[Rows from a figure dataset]
* * * * * * *

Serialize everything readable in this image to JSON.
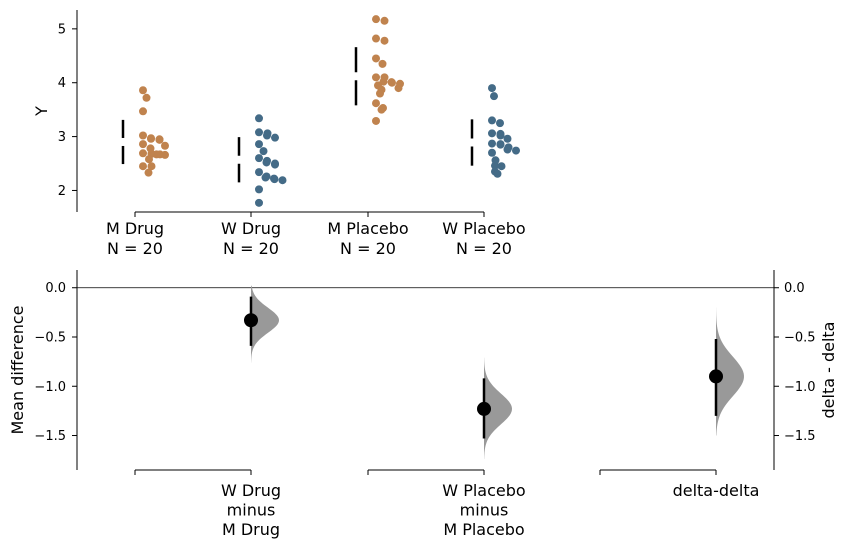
{
  "chart_data": [
    {
      "type": "scatter",
      "subtype": "swarm",
      "ylabel": "Y",
      "ylim": [
        1.6,
        5.35
      ],
      "yticks": [
        2,
        3,
        4,
        5
      ],
      "groups": [
        {
          "label_line1": "M Drug",
          "label_line2": "N = 20",
          "color": "#C0834E",
          "values": [
            2.33,
            2.45,
            2.45,
            2.58,
            2.66,
            2.67,
            2.68,
            2.69,
            2.78,
            2.83,
            2.86,
            2.94,
            2.95,
            2.96,
            2.97,
            3.02,
            3.47,
            3.72,
            3.86,
            2.67
          ],
          "mean": 2.9,
          "sd_lower": 2.49,
          "sd_upper": 3.31
        },
        {
          "label_line1": "W Drug",
          "label_line2": "N = 20",
          "color": "#446B87",
          "values": [
            1.77,
            2.02,
            2.19,
            2.21,
            2.22,
            2.24,
            2.26,
            2.34,
            2.48,
            2.5,
            2.52,
            2.55,
            2.6,
            2.73,
            2.86,
            2.98,
            3.02,
            3.06,
            3.08,
            3.34
          ],
          "mean": 2.57,
          "sd_lower": 2.15,
          "sd_upper": 2.99
        },
        {
          "label_line1": "M Placebo",
          "label_line2": "N = 20",
          "color": "#C0834E",
          "values": [
            3.29,
            3.5,
            3.53,
            3.62,
            3.8,
            3.87,
            3.9,
            3.95,
            3.98,
            4.0,
            4.01,
            4.02,
            4.1,
            4.1,
            4.35,
            4.45,
            4.78,
            4.82,
            5.15,
            5.18
          ],
          "mean": 4.12,
          "sd_lower": 3.58,
          "sd_upper": 4.66
        },
        {
          "label_line1": "W Placebo",
          "label_line2": "N = 20",
          "color": "#446B87",
          "values": [
            2.31,
            2.35,
            2.45,
            2.46,
            2.56,
            2.7,
            2.74,
            2.76,
            2.8,
            2.85,
            2.86,
            2.87,
            2.96,
            3.02,
            3.05,
            3.06,
            3.25,
            3.3,
            3.75,
            3.9
          ],
          "mean": 2.89,
          "sd_lower": 2.46,
          "sd_upper": 3.32
        }
      ]
    },
    {
      "type": "scatter",
      "subtype": "estimation",
      "ylabel": "Mean difference",
      "ylabel_right": "delta - delta",
      "ylim": [
        -1.85,
        0.18
      ],
      "yticks": [
        0.0,
        -0.5,
        -1.0,
        -1.5
      ],
      "ytick_labels": [
        "0.0",
        "−0.5",
        "−1.0",
        "−1.5"
      ],
      "zero_line": true,
      "comparisons": [
        {
          "label_lines": [
            "W Drug",
            "minus",
            "M Drug"
          ],
          "effect": -0.33,
          "ci": [
            -0.59,
            -0.09
          ],
          "dist_range": [
            -0.76,
            0.02
          ]
        },
        {
          "label_lines": [
            "W Placebo",
            "minus",
            "M Placebo"
          ],
          "effect": -1.23,
          "ci": [
            -1.53,
            -0.92
          ],
          "dist_range": [
            -1.74,
            -0.71
          ]
        },
        {
          "label_lines": [
            "delta-delta"
          ],
          "effect": -0.9,
          "ci": [
            -1.3,
            -0.52
          ],
          "dist_range": [
            -1.5,
            -0.2
          ]
        }
      ],
      "dist_color": "#999999",
      "point_color": "#000000"
    }
  ]
}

* * * * * * *

(Goal): Check each line above for "delta" and return the ones that have it.

(Result of the exercise):
      "ylabel_right": "delta - delta",
            "delta-delta"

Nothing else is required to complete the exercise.